#### [Direction]
Extract the text of every entry below exactly; leave images out.

# # # # #

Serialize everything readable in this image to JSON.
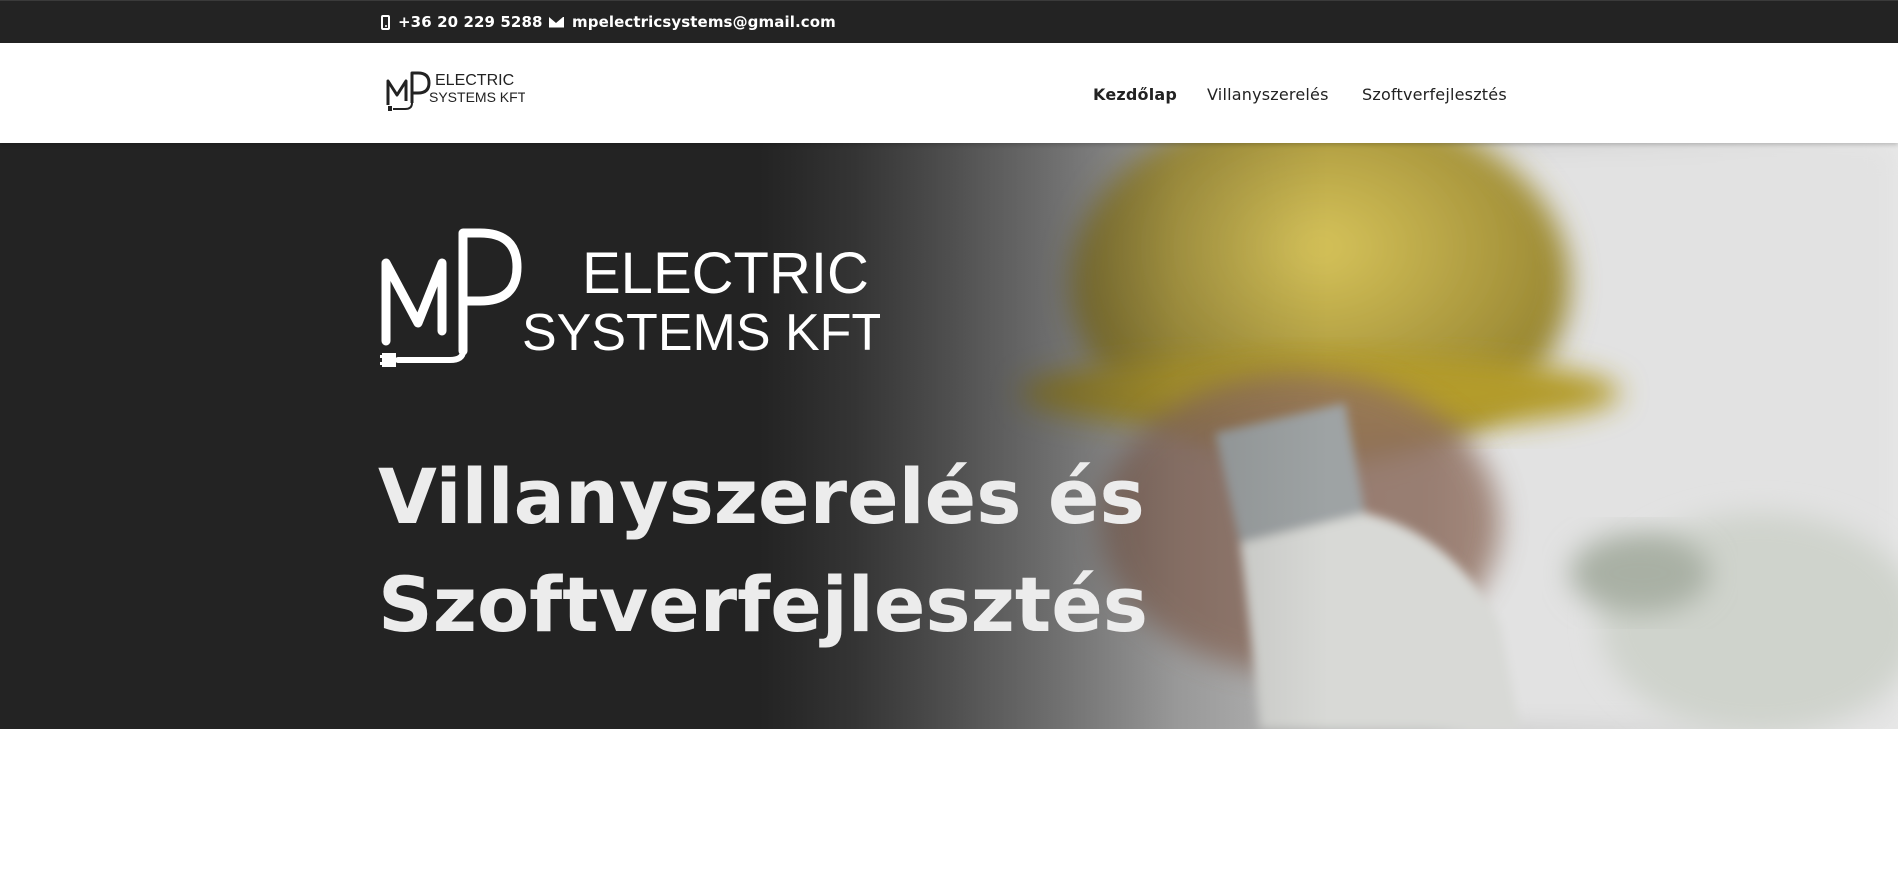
{
  "topbar": {
    "phone": "+36 20 229 5288",
    "email": "mpelectricsystems@gmail.com",
    "phone_icon": "phone-icon",
    "email_icon": "envelope-icon"
  },
  "header": {
    "logo": {
      "monogram": "MP",
      "line1": "ELECTRIC",
      "line2": "SYSTEMS KFT"
    },
    "nav": [
      {
        "label": "Kezdőlap",
        "active": true
      },
      {
        "label": "Villanyszerelés",
        "active": false
      },
      {
        "label": "Szoftverfejlesztés",
        "active": false
      }
    ]
  },
  "hero": {
    "logo": {
      "monogram": "MP",
      "line1": "ELECTRIC",
      "line2": "SYSTEMS KFT"
    },
    "headline_line1": "Villanyszerelés és",
    "headline_line2": "Szoftverfejlesztés"
  },
  "colors": {
    "dark": "#232323",
    "text_light": "#ececec",
    "helmet": "#c9b23e"
  }
}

# # # # #

#### [Full solution]
Serialize everything readable in this image to JSON.
{
  "topbar": {
    "phone": "+36 20 229 5288",
    "email": "mpelectricsystems@gmail.com",
    "phone_icon": "phone-icon",
    "email_icon": "envelope-icon"
  },
  "header": {
    "logo": {
      "monogram": "MP",
      "line1": "ELECTRIC",
      "line2": "SYSTEMS KFT"
    },
    "nav": [
      {
        "label": "Kezdőlap",
        "active": true
      },
      {
        "label": "Villanyszerelés",
        "active": false
      },
      {
        "label": "Szoftverfejlesztés",
        "active": false
      }
    ]
  },
  "hero": {
    "logo": {
      "monogram": "MP",
      "line1": "ELECTRIC",
      "line2": "SYSTEMS KFT"
    },
    "headline_line1": "Villanyszerelés és",
    "headline_line2": "Szoftverfejlesztés"
  },
  "colors": {
    "dark": "#232323",
    "text_light": "#ececec",
    "helmet": "#c9b23e"
  }
}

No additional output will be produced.